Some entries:
****************

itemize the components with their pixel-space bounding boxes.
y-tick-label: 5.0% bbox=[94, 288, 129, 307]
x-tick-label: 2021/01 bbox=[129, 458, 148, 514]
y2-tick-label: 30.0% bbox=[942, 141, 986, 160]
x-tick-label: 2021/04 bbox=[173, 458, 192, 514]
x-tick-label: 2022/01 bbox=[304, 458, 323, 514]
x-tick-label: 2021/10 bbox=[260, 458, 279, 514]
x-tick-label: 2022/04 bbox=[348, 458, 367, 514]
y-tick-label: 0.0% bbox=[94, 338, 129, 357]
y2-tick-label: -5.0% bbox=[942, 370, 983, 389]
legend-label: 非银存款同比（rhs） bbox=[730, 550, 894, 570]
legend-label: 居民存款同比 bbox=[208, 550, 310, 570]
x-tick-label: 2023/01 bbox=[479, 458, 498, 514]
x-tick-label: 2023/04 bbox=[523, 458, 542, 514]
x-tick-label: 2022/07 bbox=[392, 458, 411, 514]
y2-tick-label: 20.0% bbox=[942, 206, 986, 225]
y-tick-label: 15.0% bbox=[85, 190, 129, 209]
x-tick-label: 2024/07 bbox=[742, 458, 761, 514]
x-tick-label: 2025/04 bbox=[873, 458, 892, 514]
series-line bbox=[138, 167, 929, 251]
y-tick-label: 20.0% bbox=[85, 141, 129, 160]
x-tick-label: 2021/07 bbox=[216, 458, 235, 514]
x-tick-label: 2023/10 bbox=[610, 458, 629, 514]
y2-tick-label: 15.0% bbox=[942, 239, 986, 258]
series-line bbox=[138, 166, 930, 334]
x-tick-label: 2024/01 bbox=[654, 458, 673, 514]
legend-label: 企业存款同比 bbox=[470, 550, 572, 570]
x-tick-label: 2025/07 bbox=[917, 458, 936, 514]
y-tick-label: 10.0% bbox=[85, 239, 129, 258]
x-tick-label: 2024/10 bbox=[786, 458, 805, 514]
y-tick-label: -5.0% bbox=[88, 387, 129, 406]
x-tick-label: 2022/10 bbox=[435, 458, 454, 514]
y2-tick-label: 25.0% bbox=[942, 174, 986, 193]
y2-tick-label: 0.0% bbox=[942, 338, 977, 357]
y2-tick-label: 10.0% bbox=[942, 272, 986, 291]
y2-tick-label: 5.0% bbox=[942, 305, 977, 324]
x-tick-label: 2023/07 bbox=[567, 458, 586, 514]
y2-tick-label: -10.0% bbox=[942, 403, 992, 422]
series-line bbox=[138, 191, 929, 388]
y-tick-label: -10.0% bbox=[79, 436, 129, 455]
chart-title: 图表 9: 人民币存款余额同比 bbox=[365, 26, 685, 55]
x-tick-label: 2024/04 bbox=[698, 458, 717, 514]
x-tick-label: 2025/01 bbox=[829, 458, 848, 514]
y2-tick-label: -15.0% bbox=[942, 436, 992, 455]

****************

- Set exercise
Arrange every line of the entries above as a JSON list of strings, one string per line, and leave out any blank lines.

- Finished answer
[
  "itemize the components with their pixel-space bounding boxes.",
  "y-tick-label: 5.0% bbox=[94, 288, 129, 307]",
  "x-tick-label: 2021/01 bbox=[129, 458, 148, 514]",
  "y2-tick-label: 30.0% bbox=[942, 141, 986, 160]",
  "x-tick-label: 2021/04 bbox=[173, 458, 192, 514]",
  "x-tick-label: 2022/01 bbox=[304, 458, 323, 514]",
  "x-tick-label: 2021/10 bbox=[260, 458, 279, 514]",
  "x-tick-label: 2022/04 bbox=[348, 458, 367, 514]",
  "y-tick-label: 0.0% bbox=[94, 338, 129, 357]",
  "y2-tick-label: -5.0% bbox=[942, 370, 983, 389]",
  "legend-label: 非银存款同比（rhs） bbox=[730, 550, 894, 570]",
  "legend-label: 居民存款同比 bbox=[208, 550, 310, 570]",
  "x-tick-label: 2023/01 bbox=[479, 458, 498, 514]",
  "x-tick-label: 2023/04 bbox=[523, 458, 542, 514]",
  "x-tick-label: 2022/07 bbox=[392, 458, 411, 514]",
  "y2-tick-label: 20.0% bbox=[942, 206, 986, 225]",
  "y-tick-label: 15.0% bbox=[85, 190, 129, 209]",
  "x-tick-label: 2024/07 bbox=[742, 458, 761, 514]",
  "x-tick-label: 2025/04 bbox=[873, 458, 892, 514]",
  "series-line bbox=[138, 167, 929, 251]",
  "y-tick-label: 20.0% bbox=[85, 141, 129, 160]",
  "x-tick-label: 2021/07 bbox=[216, 458, 235, 514]",
  "x-tick-label: 2023/10 bbox=[610, 458, 629, 514]",
  "y2-tick-label: 15.0% bbox=[942, 239, 986, 258]",
  "series-line bbox=[138, 166, 930, 334]",
  "x-tick-label: 2024/01 bbox=[654, 458, 673, 514]",
  "legend-label: 企业存款同比 bbox=[470, 550, 572, 570]",
  "x-tick-label: 2025/07 bbox=[917, 458, 936, 514]",
  "y-tick-label: 10.0% bbox=[85, 239, 129, 258]",
  "x-tick-label: 2024/10 bbox=[786, 458, 805, 514]",
  "y-tick-label: -5.0% bbox=[88, 387, 129, 406]",
  "x-tick-label: 2022/10 bbox=[435, 458, 454, 514]",
  "y2-tick-label: 25.0% bbox=[942, 174, 986, 193]",
  "y2-tick-label: 0.0% bbox=[942, 338, 977, 357]",
  "y2-tick-label: 10.0% bbox=[942, 272, 986, 291]",
  "y2-tick-label: 5.0% bbox=[942, 305, 977, 324]",
  "x-tick-label: 2023/07 bbox=[567, 458, 586, 514]",
  "y2-tick-label: -10.0% bbox=[942, 403, 992, 422]",
  "series-line bbox=[138, 191, 929, 388]",
  "y-tick-label: -10.0% bbox=[79, 436, 129, 455]",
  "chart-title: 图表 9: 人民币存款余额同比 bbox=[365, 26, 685, 55]",
  "x-tick-label: 2024/04 bbox=[698, 458, 717, 514]",
  "x-tick-label: 2025/01 bbox=[829, 458, 848, 514]",
  "y2-tick-label: -15.0% bbox=[942, 436, 992, 455]"
]